- [EXERCISE PROMPT]
Set down the material below word for word, excluding the pictures.

- [SUPPLIED DATA]
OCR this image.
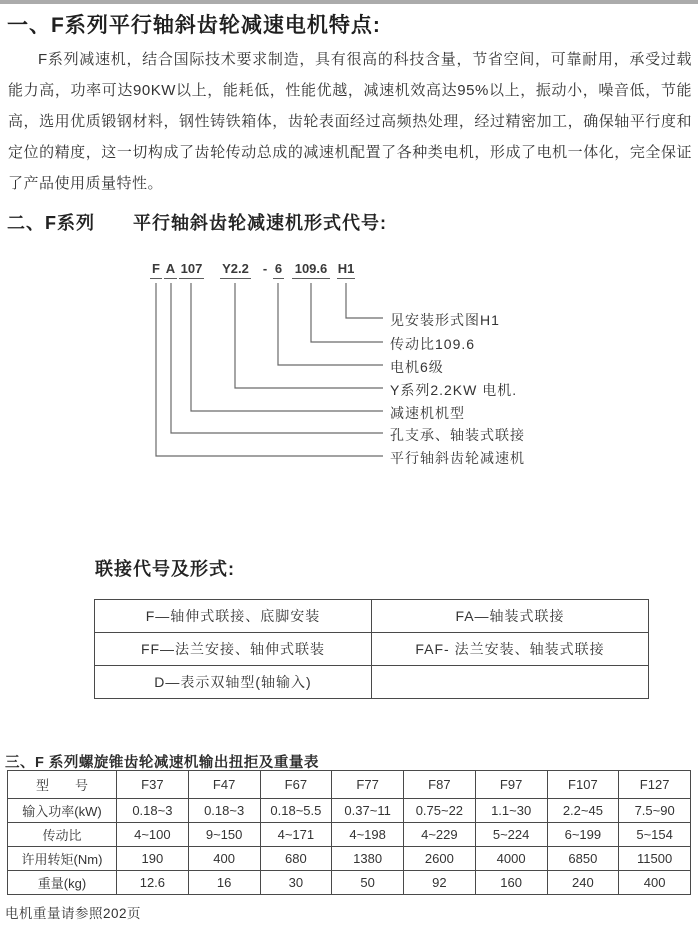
一、F系列平行轴斜齿轮减速电机特点:
F系列减速机，结合国际技术要求制造，具有很高的科技含量，节省空间，可靠耐用，承受过载能力高，功率可达90KW以上，能耗低，性能优越，减速机效高达95%以上，振动小，噪音低，节能高，选用优质锻钢材料，钢性铸铁箱体，齿轮表面经过高频热处理，经过精密加工，确保轴平行度和定位的精度，这一切构成了齿轮传动总成的减速机配置了各种类电机，形成了电机一体化，完全保证了产品使用质量特性。
二、F系列　　平行轴斜齿轮减速机形式代号:
F A 107 Y2.2 - 6 109.6 H1
见安装形式图H1
传动比109.6
电机6级
Y系列2.2KW 电机.
减速机机型
孔支承、轴装式联接
平行轴斜齿轮减速机
联接代号及形式:
F—轴伸式联接、底脚安装	FA—轴装式联接
FF—法兰安接、轴伸式联装	FAF- 法兰安装、轴装式联接
D—表示双轴型(轴输入)	
三、F 系列螺旋锥齿轮减速机输出扭拒及重量表
型　　号	F37	F47	F67	F77	F87	F97	F107	F127
输入功率(kW)	0.18~3	0.18~3	0.18~5.5	0.37~11	0.75~22	1.1~30	2.2~45	7.5~90
传动比	4~100	9~150	4~171	4~198	4~229	5~224	6~199	5~154
许用转矩(Nm)	190	400	680	1380	2600	4000	6850	11500
重量(kg)	12.6	16	30	50	92	160	240	400
电机重量请参照202页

- [RESPONSE TO THE EXERCISE]
OCR this image.
一、F系列平行轴斜齿轮减速电机特点:
F系列减速机，结合国际技术要求制造，具有很高的科技含量，节省空间，可靠耐用，承受过载能力高，功率可达90KW以上，能耗低，性能优越，减速机效高达95%以上，振动小，噪音低，节能高，选用优质锻钢材料，钢性铸铁箱体，齿轮表面经过高频热处理，经过精密加工，确保轴平行度和定位的精度，这一切构成了齿轮传动总成的减速机配置了各种类电机，形成了电机一体化，完全保证了产品使用质量特性。
二、F系列　　平行轴斜齿轮减速机形式代号:
F A 107 Y2.2 - 6 109.6 H1
见安装形式图H1
传动比109.6
电机6级
Y系列2.2KW 电机.
减速机机型
孔支承、轴装式联接
平行轴斜齿轮减速机
联接代号及形式:
F—轴伸式联接、底脚安装	FA—轴装式联接
FF—法兰安接、轴伸式联装	FAF- 法兰安装、轴装式联接
D—表示双轴型(轴输入)	
三、F 系列螺旋锥齿轮减速机输出扭拒及重量表
型　　号	F37	F47	F67	F77	F87	F97	F107	F127
输入功率(kW)	0.18~3	0.18~3	0.18~5.5	0.37~11	0.75~22	1.1~30	2.2~45	7.5~90
传动比	4~100	9~150	4~171	4~198	4~229	5~224	6~199	5~154
许用转矩(Nm)	190	400	680	1380	2600	4000	6850	11500
重量(kg)	12.6	16	30	50	92	160	240	400
电机重量请参照202页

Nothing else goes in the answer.